→ Objective: Write out each line exactly as it stands, please.

→ Entries provided:

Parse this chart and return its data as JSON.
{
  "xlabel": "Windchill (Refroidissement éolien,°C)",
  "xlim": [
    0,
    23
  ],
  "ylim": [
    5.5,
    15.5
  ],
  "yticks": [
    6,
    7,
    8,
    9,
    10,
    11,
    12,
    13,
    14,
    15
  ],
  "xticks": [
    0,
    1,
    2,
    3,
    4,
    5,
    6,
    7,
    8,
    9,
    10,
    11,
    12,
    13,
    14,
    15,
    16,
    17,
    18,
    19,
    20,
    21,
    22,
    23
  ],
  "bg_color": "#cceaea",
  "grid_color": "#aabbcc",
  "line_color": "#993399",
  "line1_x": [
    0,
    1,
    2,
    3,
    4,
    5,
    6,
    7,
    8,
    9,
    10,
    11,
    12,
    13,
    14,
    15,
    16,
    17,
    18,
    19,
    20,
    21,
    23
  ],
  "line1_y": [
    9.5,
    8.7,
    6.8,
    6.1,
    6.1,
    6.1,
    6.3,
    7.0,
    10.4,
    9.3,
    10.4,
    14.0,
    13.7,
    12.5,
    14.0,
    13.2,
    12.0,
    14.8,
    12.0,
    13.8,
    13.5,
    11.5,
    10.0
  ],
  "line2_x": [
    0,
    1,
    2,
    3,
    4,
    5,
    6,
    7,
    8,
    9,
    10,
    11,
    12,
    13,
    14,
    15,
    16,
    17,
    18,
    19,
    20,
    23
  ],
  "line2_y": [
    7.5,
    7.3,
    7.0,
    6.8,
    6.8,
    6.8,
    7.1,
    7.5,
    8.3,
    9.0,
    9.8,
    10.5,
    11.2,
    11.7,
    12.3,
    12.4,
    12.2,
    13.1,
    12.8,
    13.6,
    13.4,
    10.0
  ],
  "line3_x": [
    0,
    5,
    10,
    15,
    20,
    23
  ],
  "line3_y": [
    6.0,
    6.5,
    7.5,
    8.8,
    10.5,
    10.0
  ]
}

→ In response:
Parse this chart and return its data as JSON.
{
  "xlabel": "Windchill (Refroidissement éolien,°C)",
  "xlim": [
    0,
    23
  ],
  "ylim": [
    5.5,
    15.5
  ],
  "yticks": [
    6,
    7,
    8,
    9,
    10,
    11,
    12,
    13,
    14,
    15
  ],
  "xticks": [
    0,
    1,
    2,
    3,
    4,
    5,
    6,
    7,
    8,
    9,
    10,
    11,
    12,
    13,
    14,
    15,
    16,
    17,
    18,
    19,
    20,
    21,
    22,
    23
  ],
  "bg_color": "#cceaea",
  "grid_color": "#aabbcc",
  "line_color": "#993399",
  "line1_x": [
    0,
    1,
    2,
    3,
    4,
    5,
    6,
    7,
    8,
    9,
    10,
    11,
    12,
    13,
    14,
    15,
    16,
    17,
    18,
    19,
    20,
    21,
    23
  ],
  "line1_y": [
    9.5,
    8.7,
    6.8,
    6.1,
    6.1,
    6.1,
    6.3,
    7.0,
    10.4,
    9.3,
    10.4,
    14.0,
    13.7,
    12.5,
    14.0,
    13.2,
    12.0,
    14.8,
    12.0,
    13.8,
    13.5,
    11.5,
    10.0
  ],
  "line2_x": [
    0,
    1,
    2,
    3,
    4,
    5,
    6,
    7,
    8,
    9,
    10,
    11,
    12,
    13,
    14,
    15,
    16,
    17,
    18,
    19,
    20,
    23
  ],
  "line2_y": [
    7.5,
    7.3,
    7.0,
    6.8,
    6.8,
    6.8,
    7.1,
    7.5,
    8.3,
    9.0,
    9.8,
    10.5,
    11.2,
    11.7,
    12.3,
    12.4,
    12.2,
    13.1,
    12.8,
    13.6,
    13.4,
    10.0
  ],
  "line3_x": [
    0,
    5,
    10,
    15,
    20,
    23
  ],
  "line3_y": [
    6.0,
    6.5,
    7.5,
    8.8,
    10.5,
    10.0
  ]
}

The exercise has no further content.